Entries taken from a collection:
· · ·

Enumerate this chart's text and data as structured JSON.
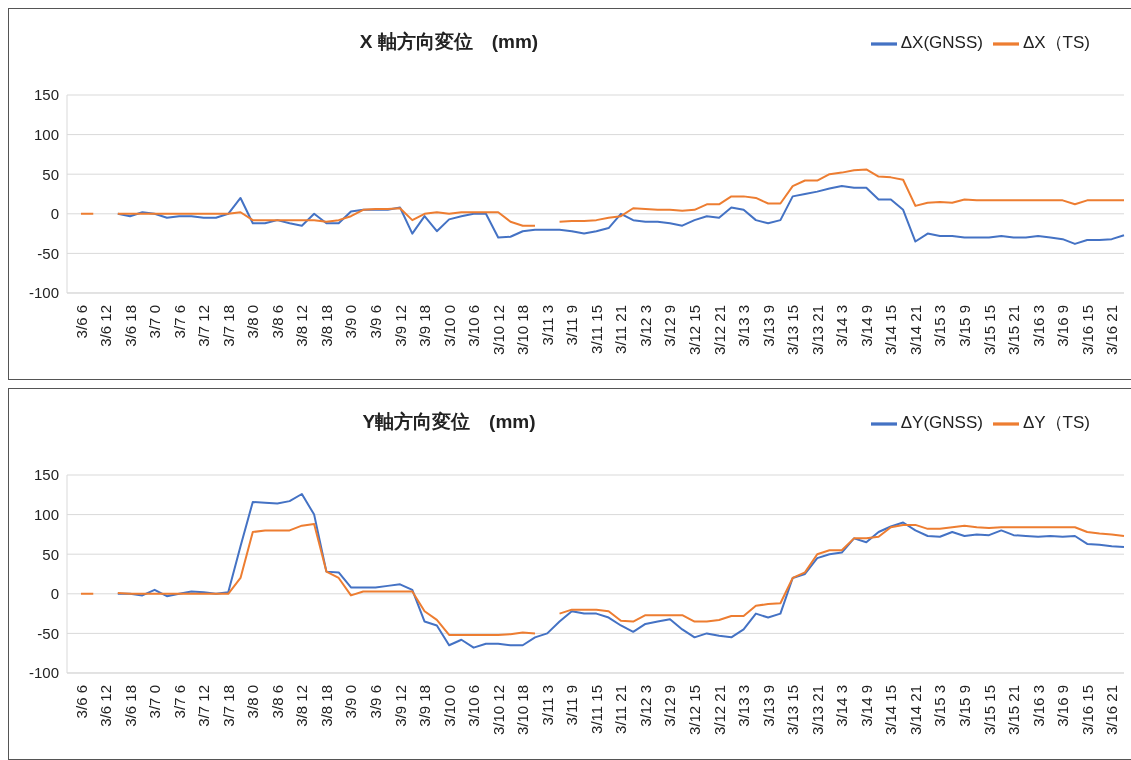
{
  "chart_data": [
    {
      "type": "line",
      "title": "X 軸方向変位　(mm)",
      "legend": "top right",
      "grid": "y",
      "marker": "none",
      "line_style": "solid",
      "categories": [
        "3/6 6",
        null,
        "3/6 12",
        null,
        "3/6 18",
        null,
        "3/7 0",
        null,
        "3/7 6",
        null,
        "3/7 12",
        null,
        "3/7 18",
        null,
        "3/8 0",
        null,
        "3/8 6",
        null,
        "3/8 12",
        null,
        "3/8 18",
        null,
        "3/9 0",
        null,
        "3/9 6",
        null,
        "3/9 12",
        null,
        "3/9 18",
        null,
        "3/10 0",
        null,
        "3/10 6",
        null,
        "3/10 12",
        null,
        "3/10 18",
        null,
        "3/11 3",
        null,
        "3/11 9",
        null,
        "3/11 15",
        null,
        "3/11 21",
        null,
        "3/12 3",
        null,
        "3/12 9",
        null,
        "3/12 15",
        null,
        "3/12 21",
        null,
        "3/13 3",
        null,
        "3/13 9",
        null,
        "3/13 15",
        null,
        "3/13 21",
        null,
        "3/14 3",
        null,
        "3/14 9",
        null,
        "3/14 15",
        null,
        "3/14 21",
        null,
        "3/15 3",
        null,
        "3/15 9",
        null,
        "3/15 15",
        null,
        "3/15 21",
        null,
        "3/16 3",
        null,
        "3/16 9",
        null,
        "3/16 15",
        null,
        "3/16 21",
        null
      ],
      "ylim": [
        -100,
        150
      ],
      "yticks": [
        -100,
        -50,
        0,
        50,
        100,
        150
      ],
      "series": [
        {
          "name": "ΔX(GNSS)",
          "color": "#4472c4",
          "values": [
            null,
            null,
            null,
            0,
            -3,
            2,
            0,
            -5,
            -3,
            -3,
            -5,
            -5,
            0,
            20,
            -12,
            -12,
            -8,
            -12,
            -15,
            0,
            -12,
            -12,
            3,
            5,
            5,
            5,
            8,
            -25,
            -3,
            -22,
            -7,
            -3,
            0,
            0,
            -30,
            -29,
            -22,
            -20,
            -20,
            -20,
            -22,
            -25,
            -22,
            -18,
            0,
            -8,
            -10,
            -10,
            -12,
            -15,
            -8,
            -3,
            -5,
            8,
            5,
            -8,
            -12,
            -8,
            22,
            25,
            28,
            32,
            35,
            33,
            33,
            18,
            18,
            5,
            -35,
            -25,
            -28,
            -28,
            -30,
            -30,
            -30,
            -28,
            -30,
            -30,
            -28,
            -30,
            -32,
            -38,
            -33,
            -33,
            -32,
            -27
          ]
        },
        {
          "name": "ΔX（TS)",
          "color": "#ed7d31",
          "values": [
            0,
            0,
            null,
            0,
            0,
            0,
            0,
            0,
            0,
            0,
            0,
            0,
            0,
            2,
            -8,
            -8,
            -8,
            -8,
            -8,
            -8,
            -10,
            -8,
            -3,
            5,
            6,
            6,
            7,
            -8,
            0,
            2,
            0,
            2,
            2,
            2,
            2,
            -10,
            -15,
            -15,
            null,
            -10,
            -9,
            -9,
            -8,
            -5,
            -3,
            7,
            6,
            5,
            5,
            4,
            5,
            12,
            12,
            22,
            22,
            20,
            13,
            13,
            35,
            42,
            42,
            50,
            52,
            55,
            56,
            47,
            46,
            43,
            10,
            14,
            15,
            14,
            18,
            17,
            17,
            17,
            17,
            17,
            17,
            17,
            17,
            12,
            17,
            17,
            17,
            17
          ]
        }
      ]
    },
    {
      "type": "line",
      "title": "Y軸方向変位　(mm)",
      "legend": "top right",
      "grid": "y",
      "marker": "none",
      "line_style": "solid",
      "categories": [
        "3/6 6",
        null,
        "3/6 12",
        null,
        "3/6 18",
        null,
        "3/7 0",
        null,
        "3/7 6",
        null,
        "3/7 12",
        null,
        "3/7 18",
        null,
        "3/8 0",
        null,
        "3/8 6",
        null,
        "3/8 12",
        null,
        "3/8 18",
        null,
        "3/9 0",
        null,
        "3/9 6",
        null,
        "3/9 12",
        null,
        "3/9 18",
        null,
        "3/10 0",
        null,
        "3/10 6",
        null,
        "3/10 12",
        null,
        "3/10 18",
        null,
        "3/11 3",
        null,
        "3/11 9",
        null,
        "3/11 15",
        null,
        "3/11 21",
        null,
        "3/12 3",
        null,
        "3/12 9",
        null,
        "3/12 15",
        null,
        "3/12 21",
        null,
        "3/13 3",
        null,
        "3/13 9",
        null,
        "3/13 15",
        null,
        "3/13 21",
        null,
        "3/14 3",
        null,
        "3/14 9",
        null,
        "3/14 15",
        null,
        "3/14 21",
        null,
        "3/15 3",
        null,
        "3/15 9",
        null,
        "3/15 15",
        null,
        "3/15 21",
        null,
        "3/16 3",
        null,
        "3/16 9",
        null,
        "3/16 15",
        null,
        "3/16 21",
        null
      ],
      "ylim": [
        -100,
        150
      ],
      "yticks": [
        -100,
        -50,
        0,
        50,
        100,
        150
      ],
      "series": [
        {
          "name": "ΔY(GNSS)",
          "color": "#4472c4",
          "values": [
            null,
            null,
            null,
            0,
            0,
            -2,
            5,
            -3,
            0,
            3,
            2,
            0,
            2,
            60,
            116,
            115,
            114,
            117,
            126,
            100,
            28,
            27,
            8,
            8,
            8,
            10,
            12,
            5,
            -35,
            -40,
            -65,
            -58,
            -68,
            -63,
            -63,
            -65,
            -65,
            -55,
            -50,
            -35,
            -22,
            -25,
            -25,
            -30,
            -40,
            -48,
            -38,
            -35,
            -32,
            -45,
            -55,
            -50,
            -53,
            -55,
            -45,
            -25,
            -30,
            -25,
            20,
            25,
            45,
            50,
            52,
            70,
            65,
            78,
            85,
            90,
            80,
            73,
            72,
            78,
            73,
            75,
            74,
            80,
            74,
            73,
            72,
            73,
            72,
            73,
            63,
            62,
            60,
            59
          ]
        },
        {
          "name": "ΔY（TS)",
          "color": "#ed7d31",
          "values": [
            0,
            0,
            null,
            1,
            0,
            0,
            0,
            0,
            0,
            0,
            0,
            0,
            0,
            20,
            78,
            80,
            80,
            80,
            86,
            88,
            28,
            20,
            -2,
            3,
            3,
            3,
            3,
            3,
            -22,
            -33,
            -52,
            -52,
            -52,
            -52,
            -52,
            -51,
            -49,
            -50,
            null,
            -25,
            -20,
            -20,
            -20,
            -22,
            -34,
            -35,
            -27,
            -27,
            -27,
            -27,
            -35,
            -35,
            -33,
            -28,
            -28,
            -15,
            -13,
            -12,
            20,
            27,
            50,
            55,
            55,
            70,
            70,
            72,
            84,
            87,
            87,
            82,
            82,
            84,
            86,
            84,
            83,
            84,
            84,
            84,
            84,
            84,
            84,
            84,
            78,
            76,
            75,
            73
          ]
        }
      ]
    }
  ]
}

· · ·

Requirements: Copy each line of the data that contains the word "name".

Task solution:
          "name": "ΔX(GNSS)",
          "name": "ΔX（TS)",
          "name": "ΔY(GNSS)",
          "name": "ΔY（TS)",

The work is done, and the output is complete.